__Text for analysis__.
┏━━

In the 2017 Case of Ajemian v. Yahoo! Inc., the Supreme Judicial Court of Massachusetts Wastes Everybody’s Time Ruling that an Estate May, Possibly, Have Legal Access to the Decedent’s Email Account
In the 2017 case of Ajemian v. Yahoo!, Inc. the Supreme Judicial Court of Massachusetts (“SJC”) has decided that federal law does not prohibit an internet service provider from voluntarily disclosing the contents of a decedent’s e-mail account to the Personal Representative of the decedent’s estate.
Unfortunately, the SJC chose to sidestep the issue of whether the Terms of Service agreement (i.e., that take-it-or-leave-it agreement we all have to accept when opening an email account) could by itself allow an internet service provider to prevent an estate from having access to a decedent’s email account. The SJC remanded the issue back down to the Probate Court. That means the SJC wrote a lot of words but accomplished very little, and the successful plaintiffs in Ajemian have to continue to spend funds in the Probate Court litigating the sidestepped issue. There is a lot of time and expense put into a case before it gets to the SJC, and it is a shame when the SJC chooses to do the bare minimum.
In an ironic dissent to the remand, Chief Justice Ralph Gants (who a few months ago had chosen to sidestep a simple issue in the case of Daley v. Secretary of the Executive Office of Health and Human Services and had forced the issue to be remanded) all of a sudden became concerned about fairness to litigants opposing large, well-funded entities, writing:
“Not only is the remand unnecessary, but it also is unfair to the plaintiffs. The additional cost of further litigation is … a heavy financial burden. … The plaintiffs should not have to spend a penny more.”

┗━━

__Extracted records__.
┏━━

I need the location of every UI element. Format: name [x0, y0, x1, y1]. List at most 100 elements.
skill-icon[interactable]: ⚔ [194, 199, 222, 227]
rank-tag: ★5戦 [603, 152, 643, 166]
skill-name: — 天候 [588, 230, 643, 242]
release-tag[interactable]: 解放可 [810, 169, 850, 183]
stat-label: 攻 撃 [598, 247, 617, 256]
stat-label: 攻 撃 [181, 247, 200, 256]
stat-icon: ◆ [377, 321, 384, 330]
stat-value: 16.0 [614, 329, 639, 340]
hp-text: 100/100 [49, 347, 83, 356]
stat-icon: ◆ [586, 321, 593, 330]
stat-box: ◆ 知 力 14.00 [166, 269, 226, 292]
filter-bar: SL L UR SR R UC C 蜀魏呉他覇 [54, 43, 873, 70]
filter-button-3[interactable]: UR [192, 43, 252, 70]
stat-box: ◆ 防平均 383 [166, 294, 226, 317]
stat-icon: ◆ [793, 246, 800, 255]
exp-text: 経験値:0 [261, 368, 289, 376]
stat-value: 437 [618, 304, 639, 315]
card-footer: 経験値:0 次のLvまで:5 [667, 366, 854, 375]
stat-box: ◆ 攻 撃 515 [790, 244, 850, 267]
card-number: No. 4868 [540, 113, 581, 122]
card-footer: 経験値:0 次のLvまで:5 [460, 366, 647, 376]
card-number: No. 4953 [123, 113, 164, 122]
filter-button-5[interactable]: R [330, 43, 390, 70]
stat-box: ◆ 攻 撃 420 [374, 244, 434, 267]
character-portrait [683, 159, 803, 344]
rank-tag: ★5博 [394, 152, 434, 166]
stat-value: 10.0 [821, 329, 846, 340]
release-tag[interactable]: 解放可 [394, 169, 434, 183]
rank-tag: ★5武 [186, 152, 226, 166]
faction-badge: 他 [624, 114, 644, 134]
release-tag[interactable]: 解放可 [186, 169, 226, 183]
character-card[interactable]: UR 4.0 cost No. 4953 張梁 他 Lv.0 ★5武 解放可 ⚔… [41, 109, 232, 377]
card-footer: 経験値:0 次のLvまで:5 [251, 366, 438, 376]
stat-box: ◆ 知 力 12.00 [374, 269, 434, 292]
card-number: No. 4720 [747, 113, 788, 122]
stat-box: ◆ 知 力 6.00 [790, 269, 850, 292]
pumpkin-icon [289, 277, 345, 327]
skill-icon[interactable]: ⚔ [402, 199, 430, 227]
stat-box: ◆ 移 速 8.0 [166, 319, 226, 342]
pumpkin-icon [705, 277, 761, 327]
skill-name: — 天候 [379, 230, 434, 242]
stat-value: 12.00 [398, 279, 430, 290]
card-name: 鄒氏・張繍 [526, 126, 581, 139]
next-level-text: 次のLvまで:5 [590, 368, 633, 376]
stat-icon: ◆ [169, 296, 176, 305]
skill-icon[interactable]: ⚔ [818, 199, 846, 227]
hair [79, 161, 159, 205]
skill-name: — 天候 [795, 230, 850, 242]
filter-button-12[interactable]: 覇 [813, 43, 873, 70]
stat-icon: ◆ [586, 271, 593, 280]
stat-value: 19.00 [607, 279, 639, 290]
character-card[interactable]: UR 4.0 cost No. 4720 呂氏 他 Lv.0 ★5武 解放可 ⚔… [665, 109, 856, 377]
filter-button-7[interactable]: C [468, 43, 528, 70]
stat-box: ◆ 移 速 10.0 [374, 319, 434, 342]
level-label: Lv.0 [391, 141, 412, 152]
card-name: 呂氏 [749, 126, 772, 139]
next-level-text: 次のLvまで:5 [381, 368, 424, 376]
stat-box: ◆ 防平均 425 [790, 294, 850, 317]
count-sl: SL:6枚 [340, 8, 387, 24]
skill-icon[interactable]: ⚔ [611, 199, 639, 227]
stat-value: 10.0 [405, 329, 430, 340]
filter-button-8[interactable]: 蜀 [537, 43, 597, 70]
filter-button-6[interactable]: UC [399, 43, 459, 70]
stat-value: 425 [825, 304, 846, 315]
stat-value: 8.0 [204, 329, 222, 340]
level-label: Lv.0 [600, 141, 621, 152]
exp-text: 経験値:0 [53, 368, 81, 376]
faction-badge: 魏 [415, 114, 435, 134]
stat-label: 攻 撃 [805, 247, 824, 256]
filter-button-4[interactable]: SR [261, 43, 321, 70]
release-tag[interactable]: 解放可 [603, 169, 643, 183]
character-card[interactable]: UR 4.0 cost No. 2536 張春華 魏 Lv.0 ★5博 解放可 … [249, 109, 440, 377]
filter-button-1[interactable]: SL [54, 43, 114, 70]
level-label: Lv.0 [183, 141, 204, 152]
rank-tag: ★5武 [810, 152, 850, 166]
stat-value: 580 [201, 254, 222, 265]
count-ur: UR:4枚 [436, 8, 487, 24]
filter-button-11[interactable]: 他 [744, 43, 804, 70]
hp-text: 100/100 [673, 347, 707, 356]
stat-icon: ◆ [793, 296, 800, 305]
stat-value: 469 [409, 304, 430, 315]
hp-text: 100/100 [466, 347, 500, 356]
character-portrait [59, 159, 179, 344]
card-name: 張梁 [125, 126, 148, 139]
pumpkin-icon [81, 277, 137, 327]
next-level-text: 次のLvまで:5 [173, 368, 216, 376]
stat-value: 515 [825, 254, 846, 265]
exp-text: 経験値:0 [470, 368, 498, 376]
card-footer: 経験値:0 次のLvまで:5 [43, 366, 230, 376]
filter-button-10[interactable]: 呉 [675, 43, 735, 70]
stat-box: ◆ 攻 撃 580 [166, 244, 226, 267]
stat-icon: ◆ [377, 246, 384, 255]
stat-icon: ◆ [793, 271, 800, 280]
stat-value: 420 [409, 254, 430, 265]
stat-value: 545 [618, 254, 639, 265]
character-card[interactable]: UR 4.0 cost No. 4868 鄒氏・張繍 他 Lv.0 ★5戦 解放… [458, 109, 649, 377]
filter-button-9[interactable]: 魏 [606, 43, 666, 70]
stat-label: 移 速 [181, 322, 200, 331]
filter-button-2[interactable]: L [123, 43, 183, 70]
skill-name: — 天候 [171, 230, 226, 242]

┗━━

__What needs to be done__. Copy everything in the piece on the Ajemian case from "In the 2017 Case of Ajemian v. Yahoo! Inc., the" down to "the decedent’s estate.", changing "Supreme Judicial Court of Massachusetts" to "Massachusetts Supreme Judicial Court".

__Answer area__.
In the 2017 Case of Ajemian v. Yahoo! Inc., the Massachusetts Supreme Judicial Court Wastes Everybody’s Time Ruling that an Estate May, Possibly, Have Legal Access to the Decedent’s Email Account
In the 2017 case of Ajemian v. Yahoo!, Inc. the Massachusetts Supreme Judicial Court (“SJC”) has decided that federal law does not prohibit an internet service provider from voluntarily disclosing the contents of a decedent’s e-mail account to the Personal Representative of the decedent’s estate.